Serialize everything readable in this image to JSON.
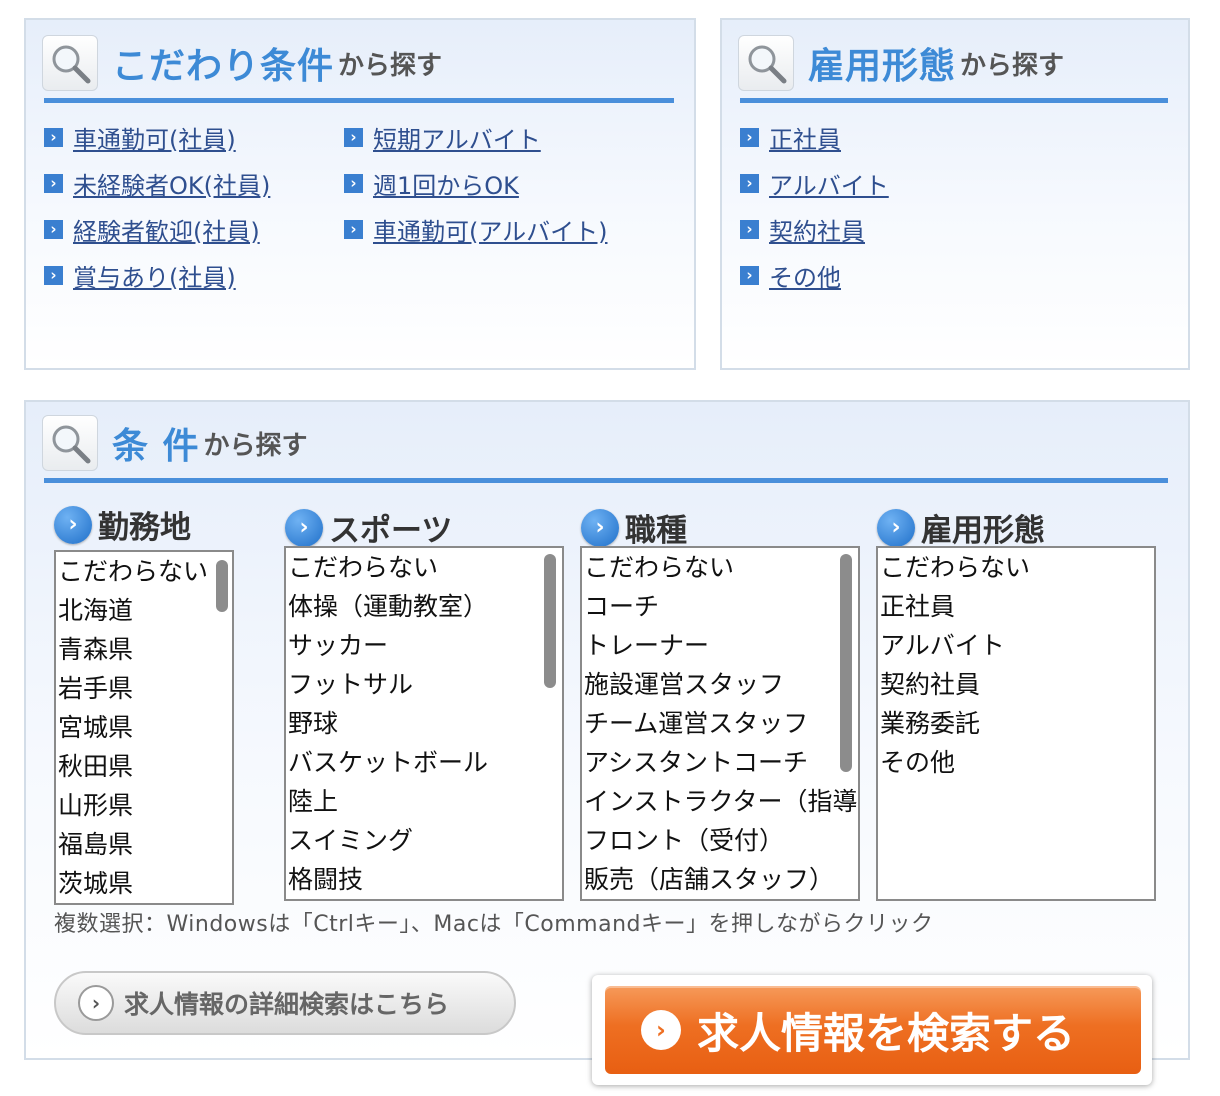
{
  "panel_kodawari": {
    "title_main": "こだわり条件",
    "title_sub": "から探す",
    "left_links": [
      "車通勤可(社員)",
      "未経験者OK(社員)",
      "経験者歓迎(社員)",
      "賞与あり(社員)"
    ],
    "right_links": [
      "短期アルバイト",
      "週1回からOK",
      "車通勤可(アルバイト)"
    ]
  },
  "panel_koyou": {
    "title_main": "雇用形態",
    "title_sub": "から探す",
    "links": [
      "正社員",
      "アルバイト",
      "契約社員",
      "その他"
    ]
  },
  "panel_joken": {
    "title_main": "条 件",
    "title_sub": "から探す",
    "columns": [
      {
        "label": "勤務地",
        "options": [
          "こだわらない",
          "北海道",
          "青森県",
          "岩手県",
          "宮城県",
          "秋田県",
          "山形県",
          "福島県",
          "茨城県"
        ]
      },
      {
        "label": "スポーツ",
        "options": [
          "こだわらない",
          "体操（運動教室）",
          "サッカー",
          "フットサル",
          "野球",
          "バスケットボール",
          "陸上",
          "スイミング",
          "格闘技"
        ]
      },
      {
        "label": "職種",
        "options": [
          "こだわらない",
          "コーチ",
          "トレーナー",
          "施設運営スタッフ",
          "チーム運営スタッフ",
          "アシスタントコーチ",
          "インストラクター（指導",
          "フロント（受付）",
          "販売（店舗スタッフ）"
        ]
      },
      {
        "label": "雇用形態",
        "options": [
          "こだわらない",
          "正社員",
          "アルバイト",
          "契約社員",
          "業務委託",
          "その他"
        ]
      }
    ],
    "note": "複数選択：Windowsは「Ctrlキー」、Macは「Commandキー」を押しながらクリック",
    "detail_button": "求人情報の詳細検索はこちら",
    "search_button": "求人情報を検索する"
  },
  "colors": {
    "accent_blue": "#3d8ad6",
    "link_blue": "#2f4f8f",
    "search_orange": "#ee6f22"
  },
  "icons": [
    "magnifier-icon",
    "arrow-right-square-icon",
    "arrow-right-circle-icon",
    "chevron-right-icon"
  ]
}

★ ★ ★ ★ ★

● Given exercise
Each line of the material must be retyped exactly, except that images are omitted.

● Exercise result
Serialize everything readable in this image to JSON.
{
  "panel_kodawari": {
    "title_main": "こだわり条件",
    "title_sub": "から探す",
    "left_links": [
      "車通勤可(社員)",
      "未経験者OK(社員)",
      "経験者歓迎(社員)",
      "賞与あり(社員)"
    ],
    "right_links": [
      "短期アルバイト",
      "週1回からOK",
      "車通勤可(アルバイト)"
    ]
  },
  "panel_koyou": {
    "title_main": "雇用形態",
    "title_sub": "から探す",
    "links": [
      "正社員",
      "アルバイト",
      "契約社員",
      "その他"
    ]
  },
  "panel_joken": {
    "title_main": "条 件",
    "title_sub": "から探す",
    "columns": [
      {
        "label": "勤務地",
        "options": [
          "こだわらない",
          "北海道",
          "青森県",
          "岩手県",
          "宮城県",
          "秋田県",
          "山形県",
          "福島県",
          "茨城県"
        ]
      },
      {
        "label": "スポーツ",
        "options": [
          "こだわらない",
          "体操（運動教室）",
          "サッカー",
          "フットサル",
          "野球",
          "バスケットボール",
          "陸上",
          "スイミング",
          "格闘技"
        ]
      },
      {
        "label": "職種",
        "options": [
          "こだわらない",
          "コーチ",
          "トレーナー",
          "施設運営スタッフ",
          "チーム運営スタッフ",
          "アシスタントコーチ",
          "インストラクター（指導",
          "フロント（受付）",
          "販売（店舗スタッフ）"
        ]
      },
      {
        "label": "雇用形態",
        "options": [
          "こだわらない",
          "正社員",
          "アルバイト",
          "契約社員",
          "業務委託",
          "その他"
        ]
      }
    ],
    "note": "複数選択：Windowsは「Ctrlキー」、Macは「Commandキー」を押しながらクリック",
    "detail_button": "求人情報の詳細検索はこちら",
    "search_button": "求人情報を検索する"
  },
  "colors": {
    "accent_blue": "#3d8ad6",
    "link_blue": "#2f4f8f",
    "search_orange": "#ee6f22"
  },
  "icons": [
    "magnifier-icon",
    "arrow-right-square-icon",
    "arrow-right-circle-icon",
    "chevron-right-icon"
  ]
}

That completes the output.